WHAT NEEDS TO BE DONE
Note how many lines hold the string "Single" and give that number without any other words.

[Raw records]
_ _ _ _
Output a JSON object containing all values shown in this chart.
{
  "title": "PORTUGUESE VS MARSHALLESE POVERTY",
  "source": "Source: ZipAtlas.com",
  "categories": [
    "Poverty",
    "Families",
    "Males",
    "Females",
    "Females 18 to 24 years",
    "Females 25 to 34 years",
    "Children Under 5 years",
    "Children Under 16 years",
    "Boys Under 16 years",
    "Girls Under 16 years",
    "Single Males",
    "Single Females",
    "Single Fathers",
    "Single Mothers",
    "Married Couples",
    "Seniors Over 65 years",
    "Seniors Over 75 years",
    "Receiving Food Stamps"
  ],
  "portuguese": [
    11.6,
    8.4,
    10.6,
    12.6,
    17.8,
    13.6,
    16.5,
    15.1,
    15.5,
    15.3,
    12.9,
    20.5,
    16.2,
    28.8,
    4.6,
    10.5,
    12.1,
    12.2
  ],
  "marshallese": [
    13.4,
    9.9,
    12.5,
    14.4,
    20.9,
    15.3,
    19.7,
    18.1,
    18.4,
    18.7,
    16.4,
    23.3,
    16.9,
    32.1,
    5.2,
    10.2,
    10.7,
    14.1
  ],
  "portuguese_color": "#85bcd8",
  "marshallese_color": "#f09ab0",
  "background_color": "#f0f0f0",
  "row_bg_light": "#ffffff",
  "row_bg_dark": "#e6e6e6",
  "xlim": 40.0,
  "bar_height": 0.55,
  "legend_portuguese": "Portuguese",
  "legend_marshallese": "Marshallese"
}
_ _ _ _
FINAL ANSWER
4